§ **Given passage**
** start **

Horses and horse racing are a long time draw to Saratoga Springs. - John Morrissey's a very interesting character here in Saratoga and helped a lot with the development of the city. He came up with the idea of thoroughbred horse racing and also casino gambling. Americans can only be healthy for a certain amount of time, and then they've gotta find something to do. - So bringing horse racing here, bringing gambling, and really helping skyrocket further tourism.

John Morrissey hailed from Ireland, and was known as Old Smoke, a bare-knuckled boxing champion. He went on to retire and own stakes in casinos, including in Saratoga, attracting Mark Twain, Cornelius Vanderbilt, John D. Rockefeller, and others to Saratoga. - [Charlie] He had run for Congress. He was out campaigning in the spring of 1878.

He contracted pneumonia and he passed away at the Adelphi Hotel. Now that that building has been redone, the bar attached to it was very fittingly called Morrissey's Tavern. - Steps away from Congress Park, The Adelphi Hotel was a hotspot for travelers seeking Saratoga's natural springs, and later, casinos and horse racing. It's such a beautiful facade and amazing that it dates back to the 1870s. - Opened in 1877, one of four grand hotels in Saratoga Springs.

The only one that still stands. - I'm dining with Patrick Toomey at Morrissey's, where the menu is directed by celebrity chef David Burke. We are toasting John Morrissey because he actually passed away here in the room above the bar. - Directly above the bar. Room 205 in 1878. Given a couple weeks to live, chose to come here and pass.

- So cheers to John Morrissey. - Cheers to John Morrissey. (gentle music) - [Darley] Saratoga is well known for its history with horses and healing, but there are also scars of the past that remind us of a major turning point in the American Revolution that took place here. I'm visiting Saratoga National Historical Park, a national park site where in the fall of 1777, there were two major Revolutionary War battles. American troops secured victory against the British Army for the first time in history. Park Ranger Garrett Cloer is leading me on a tour where the battles took place. - If you look through that gap in the trees, that's Freeman's Farm.

That's where the first battle of Saratoga took place. The high ground on the opposite side of the river. That's what forced Burgoyne to bring his forces to this side. - [Darley] British General John Burgoyne and his troops were poised to march and take Albany, but the additional troops he thought were meeting them did not arrive. Still, Burgoyne and the British troops overran the Americans in the September battle.

- Fast forward to the second Battle of Saratoga on October 7th, at the top of that hill off to the left, we have that location falling to a group of American soldiers led by Benedict Arnold. - [Darley] Burgoyne was outmatched in October by history's infamous Benedict Arnold. While many of us knew Benedict Arnold for his betrayal of his fellow Americans, he was at one point a hero.

The Nielsen House is the only remaining structure here from the American Revolution? - Yes, Benedict Arnold, along with another general named Enoch Poor, are going to move in and use this as his headquarters. By this point in the war, Arnold was already seen as probably one of the most well known field commanders on the American side. He'd been involved in the war from the beginning and was sent up here specifically by George Washington.

** end **

§ **Task 1**
Restate the paragraph of the Saratoga Springs passage that begins "John Morrissey hailed from Ireland" as a brief bulleted list that keeps its main facts.
§ **Task 2**
Write out everything in the Saratoga Springs passage from "The Nielsen House" down to "by George Washington.".

(Extracted data entries)
** start **

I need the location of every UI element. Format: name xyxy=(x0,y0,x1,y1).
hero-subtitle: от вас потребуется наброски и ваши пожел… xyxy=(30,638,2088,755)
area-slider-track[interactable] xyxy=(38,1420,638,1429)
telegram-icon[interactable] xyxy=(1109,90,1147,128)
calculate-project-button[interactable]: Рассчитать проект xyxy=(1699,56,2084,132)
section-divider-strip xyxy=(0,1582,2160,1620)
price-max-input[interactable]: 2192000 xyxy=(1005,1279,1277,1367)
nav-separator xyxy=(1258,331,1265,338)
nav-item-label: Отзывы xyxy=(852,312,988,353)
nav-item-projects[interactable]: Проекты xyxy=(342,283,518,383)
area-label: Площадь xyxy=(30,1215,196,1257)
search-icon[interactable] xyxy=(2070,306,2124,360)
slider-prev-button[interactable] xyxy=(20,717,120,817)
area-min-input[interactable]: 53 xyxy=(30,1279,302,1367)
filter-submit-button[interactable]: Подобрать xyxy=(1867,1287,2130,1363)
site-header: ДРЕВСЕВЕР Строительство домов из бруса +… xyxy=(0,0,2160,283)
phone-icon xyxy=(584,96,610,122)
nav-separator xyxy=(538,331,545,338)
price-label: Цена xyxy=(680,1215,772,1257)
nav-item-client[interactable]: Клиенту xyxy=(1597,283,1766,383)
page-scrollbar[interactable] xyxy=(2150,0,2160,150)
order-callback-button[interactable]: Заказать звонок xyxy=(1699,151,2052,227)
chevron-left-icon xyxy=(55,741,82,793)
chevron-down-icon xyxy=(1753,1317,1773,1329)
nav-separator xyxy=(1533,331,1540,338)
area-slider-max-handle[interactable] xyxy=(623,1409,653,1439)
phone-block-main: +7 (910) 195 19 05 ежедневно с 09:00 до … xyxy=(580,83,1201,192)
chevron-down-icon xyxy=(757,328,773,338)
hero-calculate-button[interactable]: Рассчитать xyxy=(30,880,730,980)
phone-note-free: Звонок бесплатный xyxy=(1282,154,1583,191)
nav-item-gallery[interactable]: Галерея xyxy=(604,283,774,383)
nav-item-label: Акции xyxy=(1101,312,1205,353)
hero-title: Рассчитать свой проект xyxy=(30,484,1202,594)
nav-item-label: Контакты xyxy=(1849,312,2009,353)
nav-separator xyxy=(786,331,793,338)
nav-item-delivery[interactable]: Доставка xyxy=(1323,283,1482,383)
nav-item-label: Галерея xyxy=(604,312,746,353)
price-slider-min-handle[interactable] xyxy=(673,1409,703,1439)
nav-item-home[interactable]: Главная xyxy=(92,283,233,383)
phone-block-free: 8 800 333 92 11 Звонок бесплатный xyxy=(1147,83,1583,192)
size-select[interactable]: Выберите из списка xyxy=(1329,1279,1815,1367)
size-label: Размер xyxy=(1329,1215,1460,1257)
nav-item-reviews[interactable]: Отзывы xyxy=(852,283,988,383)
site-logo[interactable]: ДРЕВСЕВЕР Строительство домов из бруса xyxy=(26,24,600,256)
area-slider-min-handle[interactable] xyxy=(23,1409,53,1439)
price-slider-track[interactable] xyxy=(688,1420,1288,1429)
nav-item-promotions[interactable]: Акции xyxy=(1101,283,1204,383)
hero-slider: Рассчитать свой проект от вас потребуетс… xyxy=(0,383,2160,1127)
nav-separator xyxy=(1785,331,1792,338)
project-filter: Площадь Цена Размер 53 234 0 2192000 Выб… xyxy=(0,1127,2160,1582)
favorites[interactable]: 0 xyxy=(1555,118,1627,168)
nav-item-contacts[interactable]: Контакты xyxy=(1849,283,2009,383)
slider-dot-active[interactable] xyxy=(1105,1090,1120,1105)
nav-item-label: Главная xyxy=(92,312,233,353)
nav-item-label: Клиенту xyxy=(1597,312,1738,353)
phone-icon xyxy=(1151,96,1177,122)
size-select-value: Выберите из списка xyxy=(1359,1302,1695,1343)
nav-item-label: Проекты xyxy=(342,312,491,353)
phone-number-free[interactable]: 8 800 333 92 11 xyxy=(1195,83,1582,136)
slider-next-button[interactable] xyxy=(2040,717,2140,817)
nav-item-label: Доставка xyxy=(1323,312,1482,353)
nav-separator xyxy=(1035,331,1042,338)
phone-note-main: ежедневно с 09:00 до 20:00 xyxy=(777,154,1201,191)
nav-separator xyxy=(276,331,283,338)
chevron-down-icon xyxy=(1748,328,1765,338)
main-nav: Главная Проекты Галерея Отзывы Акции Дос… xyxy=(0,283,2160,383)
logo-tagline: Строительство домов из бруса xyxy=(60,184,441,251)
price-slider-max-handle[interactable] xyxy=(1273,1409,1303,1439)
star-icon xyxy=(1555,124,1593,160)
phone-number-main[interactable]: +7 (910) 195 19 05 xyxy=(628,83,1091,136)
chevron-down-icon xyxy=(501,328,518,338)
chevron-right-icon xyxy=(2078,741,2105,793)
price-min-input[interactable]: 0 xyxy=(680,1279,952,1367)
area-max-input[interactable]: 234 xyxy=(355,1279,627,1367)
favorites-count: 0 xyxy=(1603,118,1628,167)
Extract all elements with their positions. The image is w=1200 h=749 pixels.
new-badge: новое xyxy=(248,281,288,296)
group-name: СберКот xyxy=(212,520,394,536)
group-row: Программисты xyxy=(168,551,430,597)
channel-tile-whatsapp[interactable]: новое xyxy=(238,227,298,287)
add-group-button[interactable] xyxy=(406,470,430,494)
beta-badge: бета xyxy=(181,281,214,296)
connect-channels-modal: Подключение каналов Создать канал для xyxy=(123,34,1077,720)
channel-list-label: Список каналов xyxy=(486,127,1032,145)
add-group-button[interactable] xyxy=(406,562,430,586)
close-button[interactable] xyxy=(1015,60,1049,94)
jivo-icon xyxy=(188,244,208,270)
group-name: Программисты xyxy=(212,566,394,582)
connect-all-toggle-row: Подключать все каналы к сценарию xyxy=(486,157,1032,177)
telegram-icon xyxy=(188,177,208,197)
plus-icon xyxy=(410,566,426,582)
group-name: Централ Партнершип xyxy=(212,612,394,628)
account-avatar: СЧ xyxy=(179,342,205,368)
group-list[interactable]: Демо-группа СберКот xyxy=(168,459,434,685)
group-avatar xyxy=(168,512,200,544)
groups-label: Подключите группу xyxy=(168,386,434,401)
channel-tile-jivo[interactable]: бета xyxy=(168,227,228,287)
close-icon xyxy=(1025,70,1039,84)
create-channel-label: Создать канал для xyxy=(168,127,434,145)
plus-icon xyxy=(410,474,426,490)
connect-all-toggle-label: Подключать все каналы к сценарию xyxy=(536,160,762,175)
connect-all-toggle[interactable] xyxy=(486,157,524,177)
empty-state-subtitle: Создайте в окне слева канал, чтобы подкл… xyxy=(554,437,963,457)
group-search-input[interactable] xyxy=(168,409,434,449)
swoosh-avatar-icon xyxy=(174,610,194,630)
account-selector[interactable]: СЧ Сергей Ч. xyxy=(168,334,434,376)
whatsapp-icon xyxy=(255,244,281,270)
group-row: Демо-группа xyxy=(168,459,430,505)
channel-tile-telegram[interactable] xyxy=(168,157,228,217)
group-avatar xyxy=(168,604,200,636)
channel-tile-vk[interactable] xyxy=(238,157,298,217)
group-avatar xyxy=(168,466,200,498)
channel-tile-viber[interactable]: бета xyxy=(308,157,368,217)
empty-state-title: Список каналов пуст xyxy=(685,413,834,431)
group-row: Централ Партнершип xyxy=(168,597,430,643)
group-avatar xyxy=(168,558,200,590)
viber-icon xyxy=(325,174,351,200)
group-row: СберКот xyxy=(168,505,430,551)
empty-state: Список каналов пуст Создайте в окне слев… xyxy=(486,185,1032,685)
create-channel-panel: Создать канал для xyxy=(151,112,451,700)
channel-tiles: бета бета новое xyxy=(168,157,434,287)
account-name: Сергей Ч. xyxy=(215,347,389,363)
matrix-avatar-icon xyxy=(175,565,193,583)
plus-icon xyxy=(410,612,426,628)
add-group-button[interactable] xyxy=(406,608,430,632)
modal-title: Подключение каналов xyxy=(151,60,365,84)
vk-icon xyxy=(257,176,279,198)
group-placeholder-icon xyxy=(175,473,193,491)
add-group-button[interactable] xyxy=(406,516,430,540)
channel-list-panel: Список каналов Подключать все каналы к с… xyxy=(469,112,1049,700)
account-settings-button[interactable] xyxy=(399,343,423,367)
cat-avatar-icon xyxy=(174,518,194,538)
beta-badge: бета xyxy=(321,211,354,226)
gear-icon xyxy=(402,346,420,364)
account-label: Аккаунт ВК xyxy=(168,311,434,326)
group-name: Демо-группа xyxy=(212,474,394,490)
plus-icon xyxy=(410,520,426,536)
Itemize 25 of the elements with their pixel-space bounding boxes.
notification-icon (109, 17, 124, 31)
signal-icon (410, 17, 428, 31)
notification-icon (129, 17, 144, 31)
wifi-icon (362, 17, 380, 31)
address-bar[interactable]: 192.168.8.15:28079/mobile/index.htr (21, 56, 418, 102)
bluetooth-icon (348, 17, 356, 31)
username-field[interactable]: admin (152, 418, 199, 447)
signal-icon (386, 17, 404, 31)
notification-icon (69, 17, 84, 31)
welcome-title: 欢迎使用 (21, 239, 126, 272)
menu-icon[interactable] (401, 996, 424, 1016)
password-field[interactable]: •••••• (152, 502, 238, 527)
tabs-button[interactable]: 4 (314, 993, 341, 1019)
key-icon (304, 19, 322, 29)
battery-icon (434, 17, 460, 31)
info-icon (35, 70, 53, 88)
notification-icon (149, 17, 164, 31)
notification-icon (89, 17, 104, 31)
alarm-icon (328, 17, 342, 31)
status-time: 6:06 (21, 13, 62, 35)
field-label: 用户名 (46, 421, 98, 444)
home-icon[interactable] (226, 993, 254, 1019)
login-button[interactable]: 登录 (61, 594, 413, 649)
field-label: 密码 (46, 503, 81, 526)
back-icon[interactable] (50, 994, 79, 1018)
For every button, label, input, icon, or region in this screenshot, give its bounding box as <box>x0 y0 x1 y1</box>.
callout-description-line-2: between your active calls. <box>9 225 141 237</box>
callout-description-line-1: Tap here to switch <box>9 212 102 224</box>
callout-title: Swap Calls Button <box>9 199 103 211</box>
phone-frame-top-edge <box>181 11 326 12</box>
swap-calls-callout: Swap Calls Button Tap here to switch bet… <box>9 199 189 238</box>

** end **

§ **Task solution 1**
- John Morrissey came from Ireland and was a bare-knuckled boxing champion known as Old Smoke.
- After retiring, he owned stakes in casinos, including in Saratoga.
- He drew Mark Twain, Cornelius Vanderbilt, John D. Rockefeller, and others to Saratoga.
- He ran for Congress and was campaigning in the spring of 1878.

§ **Task solution 2**
The Nielsen House is the only remaining structure here from the American Revolution? - Yes, Benedict Arnold, along with another general named Enoch Poor, are going to move in and use this as his headquarters. By this point in the war, Arnold was already seen as probably one of the most well known field commanders on the American side. He'd been involved in the war from the beginning and was sent up here specifically by George Washington.